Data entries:
● ● ● ● ●
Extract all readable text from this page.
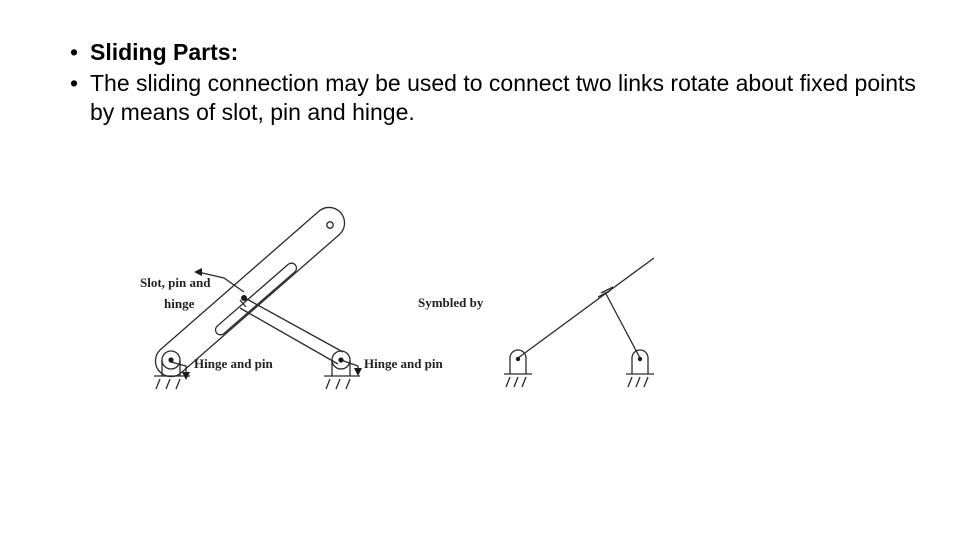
• Sliding Parts:
• The sliding connection may be used to connect two links rotate about fixed points by means of slot, pin and hinge.
Slot, pin and
hinge
Hinge and pin	Hinge and pin
Symbled by
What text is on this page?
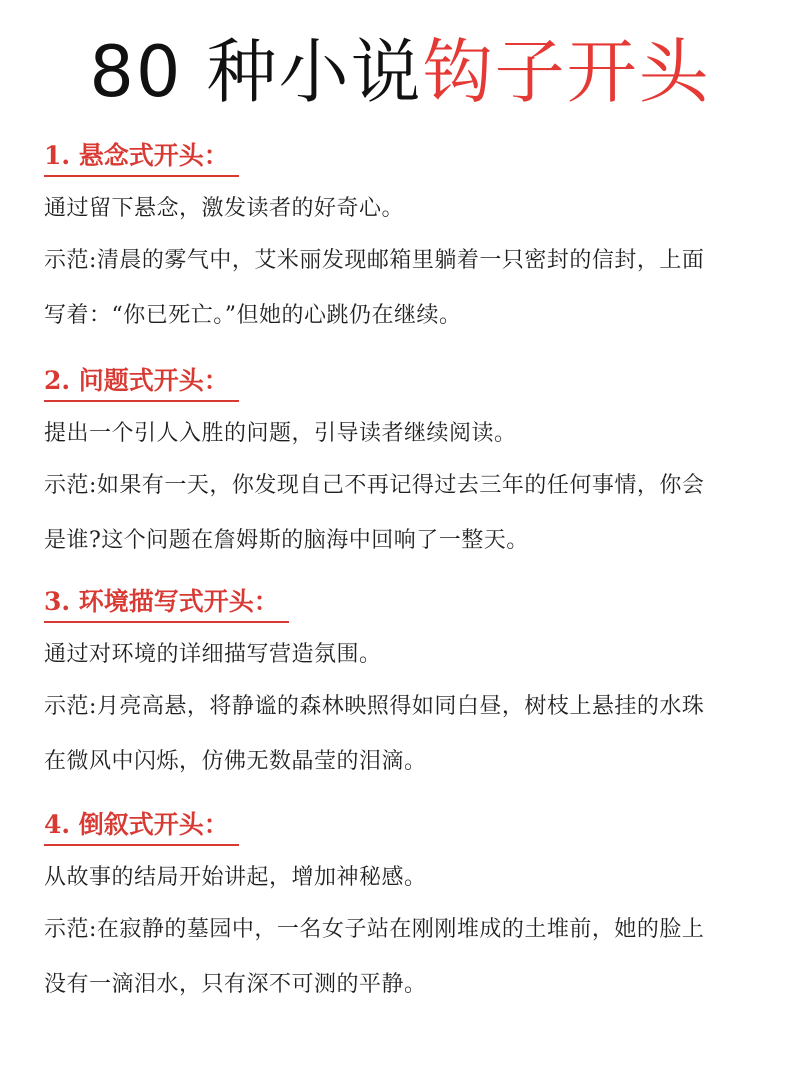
80 种小说钩子开头
1. 悬念式开头：

通过留下悬念，激发读者的好奇心。

示范:清晨的雾气中，艾米丽发现邮箱里躺着一只密封的信封，上面
写着：“你已死亡。”但她的心跳仍在继续。

2. 问题式开头：

提出一个引人入胜的问题，引导读者继续阅读。

示范:如果有一天，你发现自己不再记得过去三年的任何事情，你会
是谁?这个问题在詹姆斯的脑海中回响了一整天。

3. 环境描写式开头：

通过对环境的详细描写营造氛围。

示范:月亮高悬，将静谧的森林映照得如同白昼，树枝上悬挂的水珠
在微风中闪烁，仿佛无数晶莹的泪滴。

4. 倒叙式开头：

从故事的结局开始讲起，增加神秘感。

示范:在寂静的墓园中，一名女子站在刚刚堆成的土堆前，她的脸上
没有一滴泪水，只有深不可测的平静。
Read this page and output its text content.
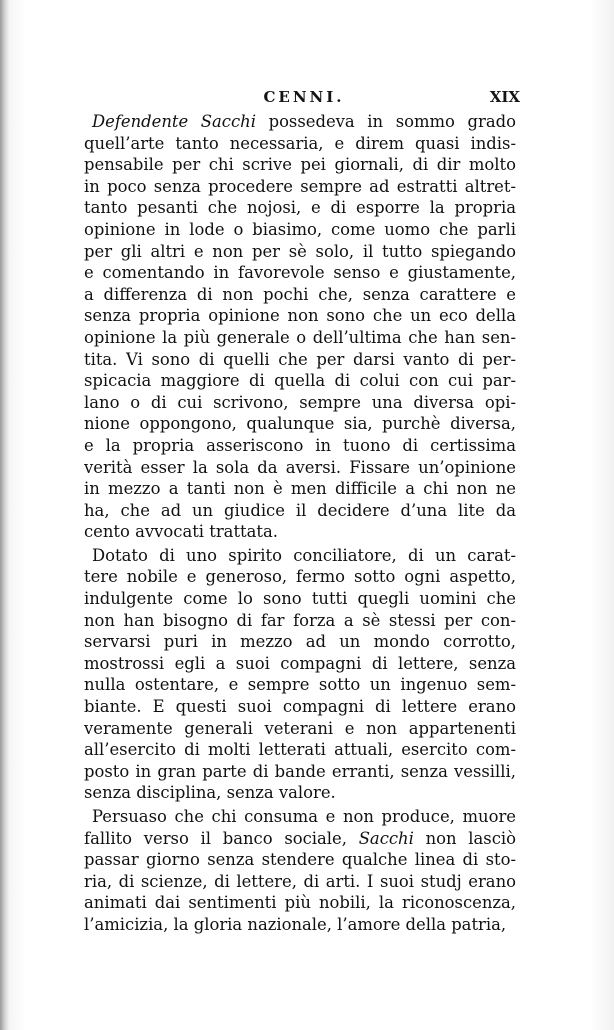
CENNI.	XIX
Defendente Sacchi possedeva in sommo grado
quell’arte tanto necessaria, e direm quasi indis-
pensabile per chi scrive pei giornali, di dir molto
in poco senza procedere sempre ad estratti altret-
tanto pesanti che nojosi, e di esporre la propria
opinione in lode o biasimo, come uomo che parli
per gli altri e non per sè solo, il tutto spiegando
e comentando in favorevole senso e giustamente,
a differenza di non pochi che, senza carattere e
senza propria opinione non sono che un eco della
opinione la più generale o dell’ultima che han sen-
tita. Vi sono di quelli che per darsi vanto di per-
spicacia maggiore di quella di colui con cui par-
lano o di cui scrivono, sempre una diversa opi-
nione oppongono, qualunque sia, purchè diversa,
e la propria asseriscono in tuono di certissima
verità esser la sola da aversi. Fissare un’opinione
in mezzo a tanti non è men difficile a chi non ne
ha, che ad un giudice il decidere d’una lite da
cento avvocati trattata.
Dotato di uno spirito conciliatore, di un carat-
tere nobile e generoso, fermo sotto ogni aspetto,
indulgente come lo sono tutti quegli uomini che
non han bisogno di far forza a sè stessi per con-
servarsi puri in mezzo ad un mondo corrotto,
mostrossi egli a suoi compagni di lettere, senza
nulla ostentare, e sempre sotto un ingenuo sem-
biante. E questi suoi compagni di lettere erano
veramente generali veterani e non appartenenti
all’esercito di molti letterati attuali, esercito com-
posto in gran parte di bande erranti, senza vessilli,
senza disciplina, senza valore.
Persuaso che chi consuma e non produce, muore
fallito verso il banco sociale, Sacchi non lasciò
passar giorno senza stendere qualche linea di sto-
ria, di scienze, di lettere, di arti. I suoi studj erano
animati dai sentimenti più nobili, la riconoscenza,
l’amicizia, la gloria nazionale, l’amore della patria,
● ● ● ● ●
Goal: From the data above, copy each line that has the string "suoi".

Problem solution:
mostrossi egli a suoi compagni di lettere, senza
biante. E questi suoi compagni di lettere erano
ria, di scienze, di lettere, di arti. I suoi studj erano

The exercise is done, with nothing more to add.